## Start

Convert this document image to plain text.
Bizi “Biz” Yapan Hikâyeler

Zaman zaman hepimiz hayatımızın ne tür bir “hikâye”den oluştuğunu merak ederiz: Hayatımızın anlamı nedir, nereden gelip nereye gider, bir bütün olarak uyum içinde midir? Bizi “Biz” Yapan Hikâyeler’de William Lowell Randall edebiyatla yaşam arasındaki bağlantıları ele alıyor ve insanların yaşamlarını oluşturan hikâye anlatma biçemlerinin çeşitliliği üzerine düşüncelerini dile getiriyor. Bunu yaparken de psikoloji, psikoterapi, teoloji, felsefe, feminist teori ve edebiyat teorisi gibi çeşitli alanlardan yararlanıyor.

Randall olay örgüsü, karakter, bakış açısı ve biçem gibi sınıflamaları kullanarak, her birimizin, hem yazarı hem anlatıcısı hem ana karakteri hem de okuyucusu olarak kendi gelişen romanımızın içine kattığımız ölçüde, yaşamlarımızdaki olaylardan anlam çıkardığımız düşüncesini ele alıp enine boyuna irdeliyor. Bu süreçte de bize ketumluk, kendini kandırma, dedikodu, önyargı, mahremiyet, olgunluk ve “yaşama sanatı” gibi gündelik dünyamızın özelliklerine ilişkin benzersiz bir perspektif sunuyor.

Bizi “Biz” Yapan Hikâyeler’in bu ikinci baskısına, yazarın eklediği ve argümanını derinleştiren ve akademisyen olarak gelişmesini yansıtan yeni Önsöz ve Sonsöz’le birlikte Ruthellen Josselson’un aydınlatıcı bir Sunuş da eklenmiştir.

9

## End

▶ _Directions for this task_:
Write out the records above again, keeping each one identical to the original.

▶ _Answer to the exercise_:
Convert this document image to plain text.
Bizi “Biz” Yapan Hikâyeler

Zaman zaman hepimiz hayatımızın ne tür bir “hikâye”den oluştuğunu merak ederiz: Hayatımızın anlamı nedir, nereden gelip nereye gider, bir bütün olarak uyum içinde midir? Bizi “Biz” Yapan Hikâyeler’de William Lowell Randall edebiyatla yaşam arasındaki bağlantıları ele alıyor ve insanların yaşamlarını oluşturan hikâye anlatma biçemlerinin çeşitliliği üzerine düşüncelerini dile getiriyor. Bunu yaparken de psikoloji, psikoterapi, teoloji, felsefe, feminist teori ve edebiyat teorisi gibi çeşitli alanlardan yararlanıyor.

Randall olay örgüsü, karakter, bakış açısı ve biçem gibi sınıflamaları kullanarak, her birimizin, hem yazarı hem anlatıcısı hem ana karakteri hem de okuyucusu olarak kendi gelişen romanımızın içine kattığımız ölçüde, yaşamlarımızdaki olaylardan anlam çıkardığımız düşüncesini ele alıp enine boyuna irdeliyor. Bu süreçte de bize ketumluk, kendini kandırma, dedikodu, önyargı, mahremiyet, olgunluk ve “yaşama sanatı” gibi gündelik dünyamızın özelliklerine ilişkin benzersiz bir perspektif sunuyor.

Bizi “Biz” Yapan Hikâyeler’in bu ikinci baskısına, yazarın eklediği ve argümanını derinleştiren ve akademisyen olarak gelişmesini yansıtan yeni Önsöz ve Sonsöz’le birlikte Ruthellen Josselson’un aydınlatıcı bir Sunuş da eklenmiştir.

9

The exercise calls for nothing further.